### [Task input]
——

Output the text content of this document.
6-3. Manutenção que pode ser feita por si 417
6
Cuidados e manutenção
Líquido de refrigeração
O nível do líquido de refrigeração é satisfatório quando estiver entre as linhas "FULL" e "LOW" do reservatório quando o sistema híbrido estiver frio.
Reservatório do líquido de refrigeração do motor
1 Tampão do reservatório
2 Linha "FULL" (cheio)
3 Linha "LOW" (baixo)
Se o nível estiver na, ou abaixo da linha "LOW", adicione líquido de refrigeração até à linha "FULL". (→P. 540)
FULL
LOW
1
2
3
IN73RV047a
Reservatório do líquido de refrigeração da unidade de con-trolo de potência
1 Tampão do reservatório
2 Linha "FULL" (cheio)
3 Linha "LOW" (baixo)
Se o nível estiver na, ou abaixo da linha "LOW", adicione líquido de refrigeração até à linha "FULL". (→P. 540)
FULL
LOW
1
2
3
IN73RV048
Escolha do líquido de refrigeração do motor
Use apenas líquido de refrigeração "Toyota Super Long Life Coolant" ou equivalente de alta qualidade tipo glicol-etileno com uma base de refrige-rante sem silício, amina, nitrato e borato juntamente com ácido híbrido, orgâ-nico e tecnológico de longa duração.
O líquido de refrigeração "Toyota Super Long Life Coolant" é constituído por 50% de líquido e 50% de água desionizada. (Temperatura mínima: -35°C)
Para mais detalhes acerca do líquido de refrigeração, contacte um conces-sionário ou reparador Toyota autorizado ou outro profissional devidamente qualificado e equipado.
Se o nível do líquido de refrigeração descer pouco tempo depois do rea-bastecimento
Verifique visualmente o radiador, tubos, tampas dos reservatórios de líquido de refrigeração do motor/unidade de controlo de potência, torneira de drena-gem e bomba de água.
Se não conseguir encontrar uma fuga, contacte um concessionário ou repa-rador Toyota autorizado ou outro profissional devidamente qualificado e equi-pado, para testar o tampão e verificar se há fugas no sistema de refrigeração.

——

### [Problem to solve]
Identify the lines of the data that contain the word "profissional". Copy each of them.

### [Written answer]
Para mais detalhes acerca do líquido de refrigeração, contacte um conces-sionário ou reparador Toyota autorizado ou outro profissional devidamente qualificado e equipado.
Se não conseguir encontrar uma fuga, contacte um concessionário ou repa-rador Toyota autorizado ou outro profissional devidamente qualificado e equi-pado, para testar o tampão e verificar se há fugas no sistema de refrigeração.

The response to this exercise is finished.